=== Aim of the task ===
Copy the lines below word for word.

=== Records provided ===
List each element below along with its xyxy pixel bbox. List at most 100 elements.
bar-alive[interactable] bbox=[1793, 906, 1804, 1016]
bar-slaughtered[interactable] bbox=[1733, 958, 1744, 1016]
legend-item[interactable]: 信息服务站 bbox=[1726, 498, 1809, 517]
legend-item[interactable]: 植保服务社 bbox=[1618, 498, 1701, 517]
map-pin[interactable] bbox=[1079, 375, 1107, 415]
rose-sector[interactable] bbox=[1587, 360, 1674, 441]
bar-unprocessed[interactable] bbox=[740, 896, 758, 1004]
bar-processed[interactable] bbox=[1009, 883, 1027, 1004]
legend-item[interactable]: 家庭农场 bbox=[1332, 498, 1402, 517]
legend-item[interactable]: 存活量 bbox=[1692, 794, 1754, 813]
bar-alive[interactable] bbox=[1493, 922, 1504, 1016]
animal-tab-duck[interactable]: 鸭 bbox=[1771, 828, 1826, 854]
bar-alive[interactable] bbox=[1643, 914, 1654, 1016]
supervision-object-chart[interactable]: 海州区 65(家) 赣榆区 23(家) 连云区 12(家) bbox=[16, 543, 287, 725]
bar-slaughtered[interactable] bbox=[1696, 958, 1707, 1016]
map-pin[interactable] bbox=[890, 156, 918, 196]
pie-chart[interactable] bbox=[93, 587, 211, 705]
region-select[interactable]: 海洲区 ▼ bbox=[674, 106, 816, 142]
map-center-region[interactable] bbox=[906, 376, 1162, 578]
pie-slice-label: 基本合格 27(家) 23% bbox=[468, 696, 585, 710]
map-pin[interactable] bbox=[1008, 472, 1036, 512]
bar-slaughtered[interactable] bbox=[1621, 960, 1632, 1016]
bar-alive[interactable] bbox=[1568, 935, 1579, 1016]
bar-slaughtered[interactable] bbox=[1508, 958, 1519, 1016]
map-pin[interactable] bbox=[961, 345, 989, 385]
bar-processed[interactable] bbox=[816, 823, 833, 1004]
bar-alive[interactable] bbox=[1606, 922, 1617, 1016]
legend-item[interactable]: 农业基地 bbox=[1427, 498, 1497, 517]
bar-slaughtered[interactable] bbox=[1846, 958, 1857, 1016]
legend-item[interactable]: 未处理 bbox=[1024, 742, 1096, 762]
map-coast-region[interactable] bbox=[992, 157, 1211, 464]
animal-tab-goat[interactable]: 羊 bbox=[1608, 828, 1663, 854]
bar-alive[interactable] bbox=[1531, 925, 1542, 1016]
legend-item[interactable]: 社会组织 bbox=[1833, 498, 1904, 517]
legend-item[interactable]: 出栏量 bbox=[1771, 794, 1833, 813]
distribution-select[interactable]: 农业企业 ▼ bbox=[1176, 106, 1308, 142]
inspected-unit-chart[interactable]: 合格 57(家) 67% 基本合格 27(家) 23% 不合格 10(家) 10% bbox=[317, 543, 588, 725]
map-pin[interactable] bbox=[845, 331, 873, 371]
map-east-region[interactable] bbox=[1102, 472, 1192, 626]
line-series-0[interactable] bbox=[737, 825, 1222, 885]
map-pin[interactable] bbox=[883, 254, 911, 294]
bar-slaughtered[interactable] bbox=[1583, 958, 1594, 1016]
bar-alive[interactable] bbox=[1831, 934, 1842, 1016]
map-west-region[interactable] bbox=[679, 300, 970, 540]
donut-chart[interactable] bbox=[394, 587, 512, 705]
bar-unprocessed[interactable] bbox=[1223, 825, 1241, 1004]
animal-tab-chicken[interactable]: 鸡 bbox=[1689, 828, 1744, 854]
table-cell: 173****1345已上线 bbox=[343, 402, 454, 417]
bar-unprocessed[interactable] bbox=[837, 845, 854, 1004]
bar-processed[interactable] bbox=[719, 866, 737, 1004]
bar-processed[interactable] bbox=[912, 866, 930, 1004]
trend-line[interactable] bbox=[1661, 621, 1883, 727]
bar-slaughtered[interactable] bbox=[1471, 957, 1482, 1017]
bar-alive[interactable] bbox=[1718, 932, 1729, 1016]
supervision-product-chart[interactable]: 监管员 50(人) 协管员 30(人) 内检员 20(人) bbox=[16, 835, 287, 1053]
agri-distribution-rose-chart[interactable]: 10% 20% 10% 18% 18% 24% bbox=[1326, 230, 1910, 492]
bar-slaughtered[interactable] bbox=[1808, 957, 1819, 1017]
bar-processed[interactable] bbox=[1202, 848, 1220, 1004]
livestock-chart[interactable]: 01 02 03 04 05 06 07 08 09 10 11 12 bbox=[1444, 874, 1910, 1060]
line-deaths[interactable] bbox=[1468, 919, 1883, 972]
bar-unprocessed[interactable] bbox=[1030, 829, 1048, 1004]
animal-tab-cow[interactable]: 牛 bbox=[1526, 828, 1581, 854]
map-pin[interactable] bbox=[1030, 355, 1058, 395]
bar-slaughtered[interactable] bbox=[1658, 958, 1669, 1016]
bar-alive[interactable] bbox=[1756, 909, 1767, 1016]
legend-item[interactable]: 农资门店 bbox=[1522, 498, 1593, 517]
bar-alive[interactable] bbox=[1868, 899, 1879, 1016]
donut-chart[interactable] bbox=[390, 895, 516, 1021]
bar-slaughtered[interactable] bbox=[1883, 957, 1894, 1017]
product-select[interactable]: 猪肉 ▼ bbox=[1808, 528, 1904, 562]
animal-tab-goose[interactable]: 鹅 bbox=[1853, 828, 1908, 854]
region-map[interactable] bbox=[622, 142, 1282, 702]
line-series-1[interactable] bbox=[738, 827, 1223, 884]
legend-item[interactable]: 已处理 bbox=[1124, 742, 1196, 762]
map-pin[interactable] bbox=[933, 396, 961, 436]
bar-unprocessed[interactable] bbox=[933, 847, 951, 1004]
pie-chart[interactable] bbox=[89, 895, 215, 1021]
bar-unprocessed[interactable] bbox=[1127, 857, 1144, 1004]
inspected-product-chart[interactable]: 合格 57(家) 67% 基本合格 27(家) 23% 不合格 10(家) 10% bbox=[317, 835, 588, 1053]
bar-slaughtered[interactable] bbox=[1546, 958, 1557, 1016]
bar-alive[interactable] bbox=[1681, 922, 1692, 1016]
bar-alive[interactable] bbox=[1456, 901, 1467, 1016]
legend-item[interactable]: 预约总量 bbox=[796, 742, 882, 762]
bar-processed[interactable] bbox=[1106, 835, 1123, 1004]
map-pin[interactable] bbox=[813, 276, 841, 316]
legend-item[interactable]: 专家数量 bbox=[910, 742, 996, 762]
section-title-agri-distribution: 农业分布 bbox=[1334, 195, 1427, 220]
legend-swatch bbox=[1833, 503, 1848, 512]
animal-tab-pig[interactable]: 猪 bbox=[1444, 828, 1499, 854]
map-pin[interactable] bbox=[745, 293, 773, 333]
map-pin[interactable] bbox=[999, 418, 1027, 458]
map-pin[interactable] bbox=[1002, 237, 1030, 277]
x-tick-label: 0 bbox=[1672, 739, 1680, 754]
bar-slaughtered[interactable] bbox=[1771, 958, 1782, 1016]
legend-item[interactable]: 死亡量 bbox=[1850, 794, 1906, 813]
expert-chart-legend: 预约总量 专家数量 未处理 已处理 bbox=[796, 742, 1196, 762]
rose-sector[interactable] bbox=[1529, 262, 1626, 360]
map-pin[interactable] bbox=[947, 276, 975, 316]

=== The output ===
List each element below along with its xyxy pixel bbox. List at most 100 elements.
bar-alive[interactable] bbox=[1793, 906, 1804, 1016]
bar-slaughtered[interactable] bbox=[1733, 958, 1744, 1016]
legend-item[interactable]: 信息服务站 bbox=[1726, 498, 1809, 517]
legend-item[interactable]: 植保服务社 bbox=[1618, 498, 1701, 517]
map-pin[interactable] bbox=[1079, 375, 1107, 415]
rose-sector[interactable] bbox=[1587, 360, 1674, 441]
bar-unprocessed[interactable] bbox=[740, 896, 758, 1004]
bar-processed[interactable] bbox=[1009, 883, 1027, 1004]
legend-item[interactable]: 家庭农场 bbox=[1332, 498, 1402, 517]
legend-item[interactable]: 存活量 bbox=[1692, 794, 1754, 813]
bar-alive[interactable] bbox=[1493, 922, 1504, 1016]
animal-tab-duck[interactable]: 鸭 bbox=[1771, 828, 1826, 854]
bar-alive[interactable] bbox=[1643, 914, 1654, 1016]
supervision-object-chart[interactable]: 海州区 65(家) 赣榆区 23(家) 连云区 12(家) bbox=[16, 543, 287, 725]
bar-slaughtered[interactable] bbox=[1696, 958, 1707, 1016]
map-pin[interactable] bbox=[890, 156, 918, 196]
pie-chart[interactable] bbox=[93, 587, 211, 705]
region-select[interactable]: 海洲区 ▼ bbox=[674, 106, 816, 142]
map-center-region[interactable] bbox=[906, 376, 1162, 578]
pie-slice-label: 基本合格 27(家) 23% bbox=[468, 696, 585, 710]
map-pin[interactable] bbox=[1008, 472, 1036, 512]
bar-slaughtered[interactable] bbox=[1621, 960, 1632, 1016]
bar-alive[interactable] bbox=[1568, 935, 1579, 1016]
bar-slaughtered[interactable] bbox=[1508, 958, 1519, 1016]
map-pin[interactable] bbox=[961, 345, 989, 385]
bar-processed[interactable] bbox=[816, 823, 833, 1004]
bar-alive[interactable] bbox=[1606, 922, 1617, 1016]
legend-item[interactable]: 农业基地 bbox=[1427, 498, 1497, 517]
bar-slaughtered[interactable] bbox=[1846, 958, 1857, 1016]
legend-item[interactable]: 未处理 bbox=[1024, 742, 1096, 762]
map-coast-region[interactable] bbox=[992, 157, 1211, 464]
animal-tab-goat[interactable]: 羊 bbox=[1608, 828, 1663, 854]
bar-alive[interactable] bbox=[1531, 925, 1542, 1016]
legend-item[interactable]: 社会组织 bbox=[1833, 498, 1904, 517]
legend-item[interactable]: 出栏量 bbox=[1771, 794, 1833, 813]
distribution-select[interactable]: 农业企业 ▼ bbox=[1176, 106, 1308, 142]
inspected-unit-chart[interactable]: 合格 57(家) 67% 基本合格 27(家) 23% 不合格 10(家) 10% bbox=[317, 543, 588, 725]
map-pin[interactable] bbox=[845, 331, 873, 371]
map-east-region[interactable] bbox=[1102, 472, 1192, 626]
line-series-0[interactable] bbox=[737, 825, 1222, 885]
map-pin[interactable] bbox=[883, 254, 911, 294]
bar-slaughtered[interactable] bbox=[1583, 958, 1594, 1016]
bar-alive[interactable] bbox=[1831, 934, 1842, 1016]
map-west-region[interactable] bbox=[679, 300, 970, 540]
donut-chart[interactable] bbox=[394, 587, 512, 705]
bar-unprocessed[interactable] bbox=[1223, 825, 1241, 1004]
animal-tab-chicken[interactable]: 鸡 bbox=[1689, 828, 1744, 854]
table-cell: 173****1345已上线 bbox=[343, 402, 454, 417]
bar-unprocessed[interactable] bbox=[837, 845, 854, 1004]
bar-processed[interactable] bbox=[719, 866, 737, 1004]
bar-processed[interactable] bbox=[912, 866, 930, 1004]
trend-line[interactable] bbox=[1661, 621, 1883, 727]
bar-slaughtered[interactable] bbox=[1471, 957, 1482, 1017]
bar-alive[interactable] bbox=[1718, 932, 1729, 1016]
supervision-product-chart[interactable]: 监管员 50(人) 协管员 30(人) 内检员 20(人) bbox=[16, 835, 287, 1053]
agri-distribution-rose-chart[interactable]: 10% 20% 10% 18% 18% 24% bbox=[1326, 230, 1910, 492]
bar-slaughtered[interactable] bbox=[1808, 957, 1819, 1017]
bar-processed[interactable] bbox=[1202, 848, 1220, 1004]
livestock-chart[interactable]: 01 02 03 04 05 06 07 08 09 10 11 12 bbox=[1444, 874, 1910, 1060]
line-deaths[interactable] bbox=[1468, 919, 1883, 972]
bar-unprocessed[interactable] bbox=[1030, 829, 1048, 1004]
animal-tab-cow[interactable]: 牛 bbox=[1526, 828, 1581, 854]
map-pin[interactable] bbox=[1030, 355, 1058, 395]
bar-slaughtered[interactable] bbox=[1658, 958, 1669, 1016]
bar-alive[interactable] bbox=[1756, 909, 1767, 1016]
legend-item[interactable]: 农资门店 bbox=[1522, 498, 1593, 517]
bar-alive[interactable] bbox=[1868, 899, 1879, 1016]
donut-chart[interactable] bbox=[390, 895, 516, 1021]
bar-slaughtered[interactable] bbox=[1883, 957, 1894, 1017]
product-select[interactable]: 猪肉 ▼ bbox=[1808, 528, 1904, 562]
animal-tab-goose[interactable]: 鹅 bbox=[1853, 828, 1908, 854]
region-map[interactable] bbox=[622, 142, 1282, 702]
line-series-1[interactable] bbox=[738, 827, 1223, 884]
legend-item[interactable]: 已处理 bbox=[1124, 742, 1196, 762]
map-pin[interactable] bbox=[933, 396, 961, 436]
bar-unprocessed[interactable] bbox=[933, 847, 951, 1004]
pie-chart[interactable] bbox=[89, 895, 215, 1021]
bar-unprocessed[interactable] bbox=[1127, 857, 1144, 1004]
inspected-product-chart[interactable]: 合格 57(家) 67% 基本合格 27(家) 23% 不合格 10(家) 10% bbox=[317, 835, 588, 1053]
bar-slaughtered[interactable] bbox=[1546, 958, 1557, 1016]
bar-alive[interactable] bbox=[1681, 922, 1692, 1016]
bar-alive[interactable] bbox=[1456, 901, 1467, 1016]
legend-item[interactable]: 预约总量 bbox=[796, 742, 882, 762]
bar-processed[interactable] bbox=[1106, 835, 1123, 1004]
map-pin[interactable] bbox=[813, 276, 841, 316]
legend-item[interactable]: 专家数量 bbox=[910, 742, 996, 762]
section-title-agri-distribution: 农业分布 bbox=[1334, 195, 1427, 220]
legend-swatch bbox=[1833, 503, 1848, 512]
animal-tab-pig[interactable]: 猪 bbox=[1444, 828, 1499, 854]
map-pin[interactable] bbox=[745, 293, 773, 333]
map-pin[interactable] bbox=[999, 418, 1027, 458]
map-pin[interactable] bbox=[1002, 237, 1030, 277]
x-tick-label: 0 bbox=[1672, 739, 1680, 754]
bar-slaughtered[interactable] bbox=[1771, 958, 1782, 1016]
legend-item[interactable]: 死亡量 bbox=[1850, 794, 1906, 813]
expert-chart-legend: 预约总量 专家数量 未处理 已处理 bbox=[796, 742, 1196, 762]
rose-sector[interactable] bbox=[1529, 262, 1626, 360]
map-pin[interactable] bbox=[947, 276, 975, 316]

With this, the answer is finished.